ФРАГМЕНТ ТЕКСТА =>
▬▬▬▬▬▬▬▬▬▬

После этого Катерина взмолилась: «Синьор, измучилась я — оттого, что столько на ногах, от голода, от всех мытарств, так что пускай дадут передохнуть мне и поесть, и тогда скажу я правду вам о том, что знаю».
Просьбу удовлетворяют. Препоручают ее вновь жандармам, и те водворяют ее обратно в карцер.
На следующий день допрос возобновляется, бойкий и плодотворный, с того, на чем был прерван: содружество с Маргеритой, чему она от нее научилась, совместные их деяния. На сей раз Катерина описывает Маргериту подробней: девица двадцати одного года, с красивыми черными глазищами-сливами, полная, брюнетка, одета в желтое, года два как замужем. Однако полная в тогдашнем смысле слова, то есть белокожая, румяная, с пышным, роскошным телом — в общем, не худая, а, точней сказать, цветущая, какие нравились тогда и нравятся теперь — правда, ныне женщинам все меньше дела до того, что думают о них мужчины.
Несмотря на молодость, Маргерита была безукоризненно профессиональной ведьмой (те, кому по вкусу модное сегодня слово «профессионализм», могут применять его и говоря о колдунах былых и нынешних времен). Имя ее искушает нас приняться тут играть в цитаты, ссылки и ассоциации. Но не будем утомлять читателя — в том числе и потому, что может он проделать это сам.

▬▬▬▬▬▬▬▬▬▬

БЛОК ДАННЫХ =>
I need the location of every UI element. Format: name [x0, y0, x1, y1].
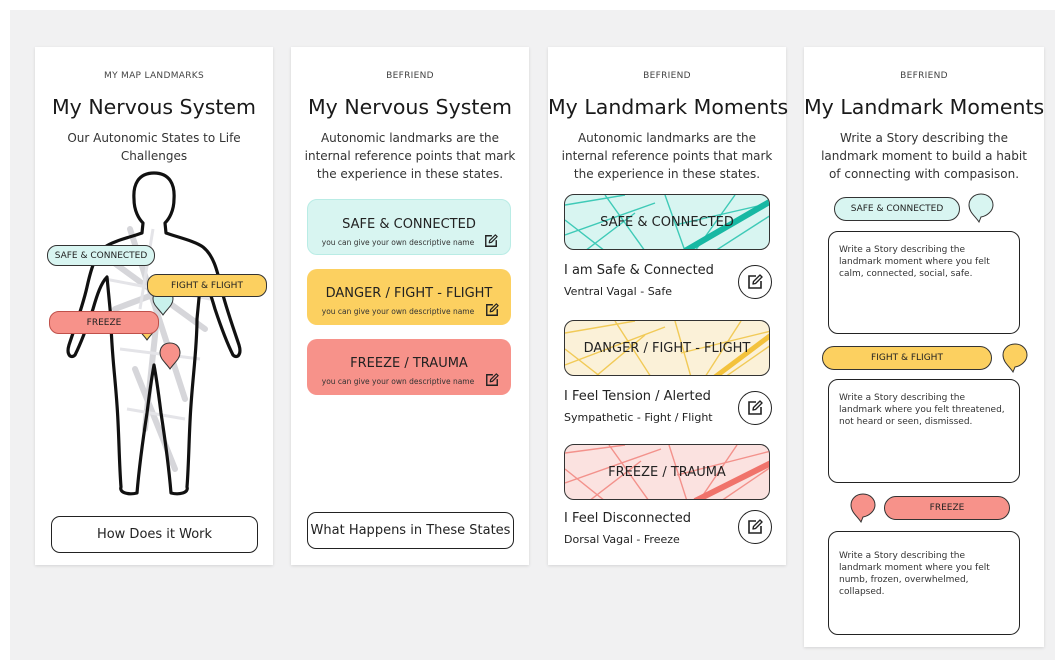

▬▬▬▬▬▬▬▬▬▬

ФОРМУЛИРОВКА ЗАДАНИЯ 1 => Назовите все темы, с которых, согласно фрагменту, на следующий день возобновляется допрос.
ФОРМУЛИРОВКА ЗАДАНИЯ 2 => Пожалуйста, выведите без изменений часть фрагмента, начиная со слов «На следующий день» и заканчивая словами «о них мужчины.».
Листинг для работы не понадобится.

ПИСЬМЕННОЕ РЕШЕНИЕ 1 =>
- содружество с Маргеритой
- чему Катерина от нее научилась
- их совместные деяния

ПИСЬМЕННОЕ РЕШЕНИЕ 2 =>
На следующий день допрос возобновляется, бойкий и плодотворный, с того, на чем был прерван: содружество с Маргеритой, чему она от нее научилась, совместные их деяния. На сей раз Катерина описывает Маргериту подробней: девица двадцати одного года, с красивыми черными глазищами-сливами, полная, брюнетка, одета в желтое, года два как замужем. Однако полная в тогдашнем смысле слова, то есть белокожая, румяная, с пышным, роскошным телом — в общем, не худая, а, точней сказать, цветущая, какие нравились тогда и нравятся теперь — правда, ныне женщинам все меньше дела до того, что думают о них мужчины.